*** EXERCISE INPUTS
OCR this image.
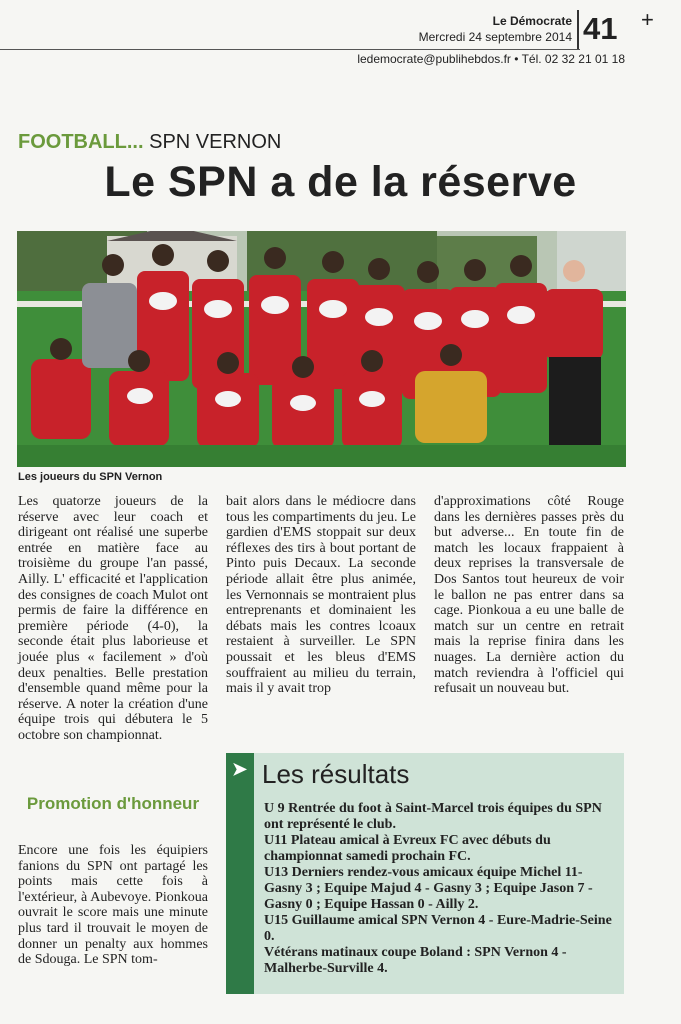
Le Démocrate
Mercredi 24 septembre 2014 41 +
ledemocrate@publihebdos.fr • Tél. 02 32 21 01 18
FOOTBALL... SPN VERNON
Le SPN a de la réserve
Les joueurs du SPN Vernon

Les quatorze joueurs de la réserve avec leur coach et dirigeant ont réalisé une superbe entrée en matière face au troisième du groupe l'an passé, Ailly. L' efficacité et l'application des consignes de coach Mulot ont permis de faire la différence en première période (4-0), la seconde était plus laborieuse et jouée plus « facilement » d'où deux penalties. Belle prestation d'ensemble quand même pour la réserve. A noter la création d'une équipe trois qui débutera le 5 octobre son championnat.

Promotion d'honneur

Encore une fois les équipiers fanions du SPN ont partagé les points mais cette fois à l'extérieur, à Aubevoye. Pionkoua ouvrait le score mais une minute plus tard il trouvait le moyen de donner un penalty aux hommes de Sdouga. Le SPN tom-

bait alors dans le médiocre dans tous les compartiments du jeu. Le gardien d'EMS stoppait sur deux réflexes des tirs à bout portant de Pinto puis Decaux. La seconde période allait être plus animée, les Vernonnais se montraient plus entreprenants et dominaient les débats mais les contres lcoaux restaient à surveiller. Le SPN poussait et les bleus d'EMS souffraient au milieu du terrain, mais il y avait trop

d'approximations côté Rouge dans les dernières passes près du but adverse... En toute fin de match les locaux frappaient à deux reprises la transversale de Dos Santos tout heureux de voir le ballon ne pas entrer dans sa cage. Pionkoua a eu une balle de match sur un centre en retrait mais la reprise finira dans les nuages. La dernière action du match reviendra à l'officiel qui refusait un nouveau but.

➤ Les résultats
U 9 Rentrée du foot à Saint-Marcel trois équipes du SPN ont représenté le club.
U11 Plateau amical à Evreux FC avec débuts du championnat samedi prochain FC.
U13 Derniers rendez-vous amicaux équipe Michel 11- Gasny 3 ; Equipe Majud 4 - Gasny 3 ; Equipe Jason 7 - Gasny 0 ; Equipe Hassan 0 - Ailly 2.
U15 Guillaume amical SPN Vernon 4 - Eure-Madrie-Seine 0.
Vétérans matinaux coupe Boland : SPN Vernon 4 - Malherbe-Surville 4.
******
### TASK TO COMPLETE
Repeat the data in full and exactly. Omit pictures.

### EXERCISE OUTPUT
OCR this image.
Le Démocrate
Mercredi 24 septembre 2014 41 +
ledemocrate@publihebdos.fr • Tél. 02 32 21 01 18
FOOTBALL... SPN VERNON
Le SPN a de la réserve
Les joueurs du SPN Vernon

Les quatorze joueurs de la réserve avec leur coach et dirigeant ont réalisé une superbe entrée en matière face au troisième du groupe l'an passé, Ailly. L' efficacité et l'application des consignes de coach Mulot ont permis de faire la différence en première période (4-0), la seconde était plus laborieuse et jouée plus « facilement » d'où deux penalties. Belle prestation d'ensemble quand même pour la réserve. A noter la création d'une équipe trois qui débutera le 5 octobre son championnat.

Promotion d'honneur

Encore une fois les équipiers fanions du SPN ont partagé les points mais cette fois à l'extérieur, à Aubevoye. Pionkoua ouvrait le score mais une minute plus tard il trouvait le moyen de donner un penalty aux hommes de Sdouga. Le SPN tom-

bait alors dans le médiocre dans tous les compartiments du jeu. Le gardien d'EMS stoppait sur deux réflexes des tirs à bout portant de Pinto puis Decaux. La seconde période allait être plus animée, les Vernonnais se montraient plus entreprenants et dominaient les débats mais les contres lcoaux restaient à surveiller. Le SPN poussait et les bleus d'EMS souffraient au milieu du terrain, mais il y avait trop

d'approximations côté Rouge dans les dernières passes près du but adverse... En toute fin de match les locaux frappaient à deux reprises la transversale de Dos Santos tout heureux de voir le ballon ne pas entrer dans sa cage. Pionkoua a eu une balle de match sur un centre en retrait mais la reprise finira dans les nuages. La dernière action du match reviendra à l'officiel qui refusait un nouveau but.

➤ Les résultats
U 9 Rentrée du foot à Saint-Marcel trois équipes du SPN ont représenté le club.
U11 Plateau amical à Evreux FC avec débuts du championnat samedi prochain FC.
U13 Derniers rendez-vous amicaux équipe Michel 11- Gasny 3 ; Equipe Majud 4 - Gasny 3 ; Equipe Jason 7 - Gasny 0 ; Equipe Hassan 0 - Ailly 2.
U15 Guillaume amical SPN Vernon 4 - Eure-Madrie-Seine 0.
Vétérans matinaux coupe Boland : SPN Vernon 4 - Malherbe-Surville 4.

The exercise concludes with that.